Sedangkan definisi malpraktek profesi kesehatan adalah kelalaian dari seorang dokter atau perawat untuk mempergunakan tingkat kepandaian dan ilmu pengetahuan dalam mengobati dan merawat pasien, yang lazim dipergunakan terhadap pasien atau orang yang terluka menurut ukuran dilingkungan yang sama.
KASUS
Seorang gadis 17 tahun di bawa ke UGD RSUD PASAR MINGGU oleh seorang anak laki-laki dewasa, karena pingsam tiba-tiba. Perabaan nadi dan perekaman EKG menunjukan kebutuhan defibrilasi. Pengantar menolak ketika di mintai persetujuan dengan alasan keduanya tidak ada hubungan apa-apa. Apa saja konsekwensi yang timbul jika dokter melakukan defibrilasi.
—————
» SOAL LATIHAN
1 > Bisakah Anda mengutip bagian teks tentang malpraktek antara "Sedangkan definisi malpraktek" dan "dilingkungan yang sama.", termasuk kedua batas itu?
2 > Jawablah pertanyaan berikut berdasarkan teks tentang malpraktek:
(a) Menurut definisi dalam teks, kelalaian siapa yang disebut malpraktek profesi kesehatan?
(b) Berapa usia gadis dalam kasus tersebut?
(c) Apa alasan pengantar menolak ketika dimintai persetujuan?

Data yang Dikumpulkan
—————
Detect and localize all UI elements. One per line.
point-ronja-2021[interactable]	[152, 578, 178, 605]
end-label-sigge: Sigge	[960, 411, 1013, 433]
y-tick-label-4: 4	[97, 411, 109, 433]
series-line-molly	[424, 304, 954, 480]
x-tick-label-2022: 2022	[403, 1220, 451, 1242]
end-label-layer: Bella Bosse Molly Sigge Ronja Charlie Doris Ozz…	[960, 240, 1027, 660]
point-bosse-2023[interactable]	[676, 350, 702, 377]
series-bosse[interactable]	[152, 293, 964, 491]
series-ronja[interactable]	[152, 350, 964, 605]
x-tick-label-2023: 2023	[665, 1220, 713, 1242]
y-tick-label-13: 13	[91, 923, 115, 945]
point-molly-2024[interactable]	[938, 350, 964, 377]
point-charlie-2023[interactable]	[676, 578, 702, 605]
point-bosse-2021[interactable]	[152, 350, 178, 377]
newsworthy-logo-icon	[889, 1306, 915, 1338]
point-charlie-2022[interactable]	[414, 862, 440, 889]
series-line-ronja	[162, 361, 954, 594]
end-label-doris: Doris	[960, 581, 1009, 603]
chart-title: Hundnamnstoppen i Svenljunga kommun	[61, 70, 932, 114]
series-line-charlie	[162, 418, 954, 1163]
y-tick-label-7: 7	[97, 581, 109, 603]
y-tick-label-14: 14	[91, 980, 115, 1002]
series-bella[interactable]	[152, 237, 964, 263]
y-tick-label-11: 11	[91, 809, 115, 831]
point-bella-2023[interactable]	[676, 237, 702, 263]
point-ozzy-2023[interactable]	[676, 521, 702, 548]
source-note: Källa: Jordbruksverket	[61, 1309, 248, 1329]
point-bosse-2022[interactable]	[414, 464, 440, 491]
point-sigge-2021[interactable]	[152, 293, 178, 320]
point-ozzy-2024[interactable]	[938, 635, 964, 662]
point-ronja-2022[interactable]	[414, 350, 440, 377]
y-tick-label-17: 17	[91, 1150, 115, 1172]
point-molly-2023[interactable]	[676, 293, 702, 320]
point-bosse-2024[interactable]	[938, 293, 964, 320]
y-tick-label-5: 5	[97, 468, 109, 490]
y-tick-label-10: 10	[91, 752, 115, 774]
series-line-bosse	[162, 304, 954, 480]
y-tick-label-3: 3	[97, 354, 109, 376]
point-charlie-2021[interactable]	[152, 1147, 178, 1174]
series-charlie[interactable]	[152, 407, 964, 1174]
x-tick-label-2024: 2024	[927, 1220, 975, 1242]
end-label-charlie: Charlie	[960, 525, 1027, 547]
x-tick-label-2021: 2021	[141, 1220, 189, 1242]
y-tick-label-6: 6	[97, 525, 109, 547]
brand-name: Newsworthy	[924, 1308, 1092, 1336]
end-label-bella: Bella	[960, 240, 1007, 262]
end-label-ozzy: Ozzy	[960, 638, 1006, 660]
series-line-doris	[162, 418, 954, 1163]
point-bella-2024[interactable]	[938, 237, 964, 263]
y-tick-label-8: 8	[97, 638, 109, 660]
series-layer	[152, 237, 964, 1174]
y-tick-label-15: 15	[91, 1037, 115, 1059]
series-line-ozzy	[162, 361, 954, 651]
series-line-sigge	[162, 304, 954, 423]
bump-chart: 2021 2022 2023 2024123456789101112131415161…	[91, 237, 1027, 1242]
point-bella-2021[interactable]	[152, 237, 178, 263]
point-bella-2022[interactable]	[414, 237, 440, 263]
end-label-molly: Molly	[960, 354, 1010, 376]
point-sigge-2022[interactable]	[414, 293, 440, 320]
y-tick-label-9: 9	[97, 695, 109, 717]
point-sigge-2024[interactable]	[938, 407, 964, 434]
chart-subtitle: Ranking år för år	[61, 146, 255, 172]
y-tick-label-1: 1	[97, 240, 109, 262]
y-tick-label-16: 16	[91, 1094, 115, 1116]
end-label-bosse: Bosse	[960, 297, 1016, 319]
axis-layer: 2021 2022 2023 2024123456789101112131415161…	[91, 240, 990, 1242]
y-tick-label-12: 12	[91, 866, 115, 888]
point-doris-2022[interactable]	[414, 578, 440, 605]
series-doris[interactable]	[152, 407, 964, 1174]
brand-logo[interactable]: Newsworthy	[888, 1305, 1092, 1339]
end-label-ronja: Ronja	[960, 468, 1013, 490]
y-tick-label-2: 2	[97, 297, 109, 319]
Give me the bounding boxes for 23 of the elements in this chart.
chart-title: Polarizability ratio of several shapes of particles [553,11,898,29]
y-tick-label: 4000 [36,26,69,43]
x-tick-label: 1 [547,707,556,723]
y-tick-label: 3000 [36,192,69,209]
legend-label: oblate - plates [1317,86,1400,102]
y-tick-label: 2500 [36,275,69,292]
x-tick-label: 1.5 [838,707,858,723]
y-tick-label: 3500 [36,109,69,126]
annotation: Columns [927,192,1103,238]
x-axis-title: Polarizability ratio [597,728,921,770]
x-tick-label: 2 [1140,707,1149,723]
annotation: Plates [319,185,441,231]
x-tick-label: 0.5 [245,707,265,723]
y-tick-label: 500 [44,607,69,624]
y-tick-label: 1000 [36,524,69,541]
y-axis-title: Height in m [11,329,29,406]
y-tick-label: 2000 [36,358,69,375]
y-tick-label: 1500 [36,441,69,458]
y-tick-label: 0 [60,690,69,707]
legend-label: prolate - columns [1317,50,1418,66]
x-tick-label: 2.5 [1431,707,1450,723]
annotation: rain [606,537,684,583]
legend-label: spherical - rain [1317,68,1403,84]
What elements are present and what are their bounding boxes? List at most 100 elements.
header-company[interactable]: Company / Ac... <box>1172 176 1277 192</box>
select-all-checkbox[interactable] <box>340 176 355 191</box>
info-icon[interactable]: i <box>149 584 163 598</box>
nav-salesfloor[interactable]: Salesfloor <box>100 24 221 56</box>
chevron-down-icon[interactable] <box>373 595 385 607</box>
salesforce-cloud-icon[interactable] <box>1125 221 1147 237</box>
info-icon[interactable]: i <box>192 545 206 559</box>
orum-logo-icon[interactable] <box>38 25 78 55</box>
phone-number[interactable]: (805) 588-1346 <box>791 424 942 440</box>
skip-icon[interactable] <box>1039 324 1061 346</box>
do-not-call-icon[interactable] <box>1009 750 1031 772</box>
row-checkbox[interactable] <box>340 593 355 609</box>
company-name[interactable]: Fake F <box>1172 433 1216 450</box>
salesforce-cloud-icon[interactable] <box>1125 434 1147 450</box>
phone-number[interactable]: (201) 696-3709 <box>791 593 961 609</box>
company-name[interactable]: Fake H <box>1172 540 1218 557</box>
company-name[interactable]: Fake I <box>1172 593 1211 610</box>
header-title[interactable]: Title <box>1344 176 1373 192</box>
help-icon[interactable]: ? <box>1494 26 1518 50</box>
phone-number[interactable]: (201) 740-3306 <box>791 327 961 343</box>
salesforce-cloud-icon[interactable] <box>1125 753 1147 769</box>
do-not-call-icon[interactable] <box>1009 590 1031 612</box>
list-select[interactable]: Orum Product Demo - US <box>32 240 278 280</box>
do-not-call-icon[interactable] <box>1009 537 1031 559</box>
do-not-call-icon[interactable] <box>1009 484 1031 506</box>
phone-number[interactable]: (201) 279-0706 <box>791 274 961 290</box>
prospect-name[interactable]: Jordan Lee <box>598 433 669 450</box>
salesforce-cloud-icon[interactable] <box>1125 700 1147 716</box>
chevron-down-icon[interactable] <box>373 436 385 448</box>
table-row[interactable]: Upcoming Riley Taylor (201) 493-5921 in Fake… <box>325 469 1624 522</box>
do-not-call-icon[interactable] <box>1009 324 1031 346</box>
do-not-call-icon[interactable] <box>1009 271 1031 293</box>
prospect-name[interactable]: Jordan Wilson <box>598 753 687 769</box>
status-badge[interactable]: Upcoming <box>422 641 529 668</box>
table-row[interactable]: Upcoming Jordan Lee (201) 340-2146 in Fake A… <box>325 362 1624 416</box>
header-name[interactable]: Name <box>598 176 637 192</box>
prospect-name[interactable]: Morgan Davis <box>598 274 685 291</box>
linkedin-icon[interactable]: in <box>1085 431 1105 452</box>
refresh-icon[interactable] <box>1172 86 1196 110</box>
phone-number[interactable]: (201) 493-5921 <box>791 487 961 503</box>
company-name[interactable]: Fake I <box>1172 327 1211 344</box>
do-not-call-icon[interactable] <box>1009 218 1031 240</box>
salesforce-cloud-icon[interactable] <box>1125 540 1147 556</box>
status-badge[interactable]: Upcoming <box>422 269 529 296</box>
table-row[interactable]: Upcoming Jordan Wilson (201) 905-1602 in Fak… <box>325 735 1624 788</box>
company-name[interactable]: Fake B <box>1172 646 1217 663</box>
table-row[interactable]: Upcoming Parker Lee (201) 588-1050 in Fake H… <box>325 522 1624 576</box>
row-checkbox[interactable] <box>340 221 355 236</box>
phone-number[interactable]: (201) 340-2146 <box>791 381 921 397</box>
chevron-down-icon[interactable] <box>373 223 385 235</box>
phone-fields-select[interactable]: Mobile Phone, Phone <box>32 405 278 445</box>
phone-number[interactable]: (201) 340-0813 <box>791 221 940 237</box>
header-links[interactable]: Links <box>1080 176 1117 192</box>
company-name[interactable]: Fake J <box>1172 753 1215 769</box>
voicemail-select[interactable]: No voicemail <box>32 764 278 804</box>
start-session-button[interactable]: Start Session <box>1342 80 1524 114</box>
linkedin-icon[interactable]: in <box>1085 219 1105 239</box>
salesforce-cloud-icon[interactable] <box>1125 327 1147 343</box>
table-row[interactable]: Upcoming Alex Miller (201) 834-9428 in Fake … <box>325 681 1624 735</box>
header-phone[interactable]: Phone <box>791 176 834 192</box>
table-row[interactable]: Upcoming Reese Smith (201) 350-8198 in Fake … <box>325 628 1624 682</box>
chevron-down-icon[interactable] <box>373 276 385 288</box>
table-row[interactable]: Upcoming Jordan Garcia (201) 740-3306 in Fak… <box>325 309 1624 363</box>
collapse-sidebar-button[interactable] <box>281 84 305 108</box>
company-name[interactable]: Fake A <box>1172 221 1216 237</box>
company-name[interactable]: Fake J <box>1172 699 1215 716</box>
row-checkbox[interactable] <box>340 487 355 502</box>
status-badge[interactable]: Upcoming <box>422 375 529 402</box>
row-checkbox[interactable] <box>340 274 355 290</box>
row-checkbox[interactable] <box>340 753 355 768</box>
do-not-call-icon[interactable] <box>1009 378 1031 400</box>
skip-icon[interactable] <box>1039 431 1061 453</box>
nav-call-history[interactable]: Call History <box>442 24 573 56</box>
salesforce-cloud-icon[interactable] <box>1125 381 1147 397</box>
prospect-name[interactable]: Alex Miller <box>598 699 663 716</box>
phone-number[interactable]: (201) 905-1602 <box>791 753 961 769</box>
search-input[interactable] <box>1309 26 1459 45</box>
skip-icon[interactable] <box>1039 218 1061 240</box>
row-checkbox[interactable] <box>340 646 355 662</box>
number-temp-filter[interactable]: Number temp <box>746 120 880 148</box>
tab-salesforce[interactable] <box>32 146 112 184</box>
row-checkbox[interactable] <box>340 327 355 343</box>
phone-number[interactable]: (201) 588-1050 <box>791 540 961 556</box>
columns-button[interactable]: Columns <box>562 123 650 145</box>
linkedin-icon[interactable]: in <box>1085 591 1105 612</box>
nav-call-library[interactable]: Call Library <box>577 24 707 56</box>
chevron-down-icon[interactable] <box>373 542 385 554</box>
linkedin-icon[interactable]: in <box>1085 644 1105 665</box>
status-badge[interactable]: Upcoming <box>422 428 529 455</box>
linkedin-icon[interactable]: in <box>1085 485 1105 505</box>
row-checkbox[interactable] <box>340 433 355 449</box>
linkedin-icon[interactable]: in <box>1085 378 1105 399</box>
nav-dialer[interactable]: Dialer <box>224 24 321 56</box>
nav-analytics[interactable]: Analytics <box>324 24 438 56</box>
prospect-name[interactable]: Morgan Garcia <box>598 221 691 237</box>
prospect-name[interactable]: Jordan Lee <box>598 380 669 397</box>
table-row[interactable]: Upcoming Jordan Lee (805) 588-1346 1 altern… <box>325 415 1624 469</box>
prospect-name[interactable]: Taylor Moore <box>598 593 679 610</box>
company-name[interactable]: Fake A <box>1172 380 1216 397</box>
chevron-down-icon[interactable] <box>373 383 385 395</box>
—————
» JAWABAN BERNOMOR
1 >
Sedangkan definisi malpraktek profesi kesehatan adalah kelalaian dari seorang dokter atau perawat untuk mempergunakan tingkat kepandaian dan ilmu pengetahuan dalam mengobati dan merawat pasien, yang lazim dipergunakan terhadap pasien atau orang yang terluka menurut ukuran dilingkungan yang sama.

2 >
(a) Kelalaian seorang dokter atau perawat.
(b) 17 tahun.
(c) Pengantar dan gadis itu tidak ada hubungan apa-apa.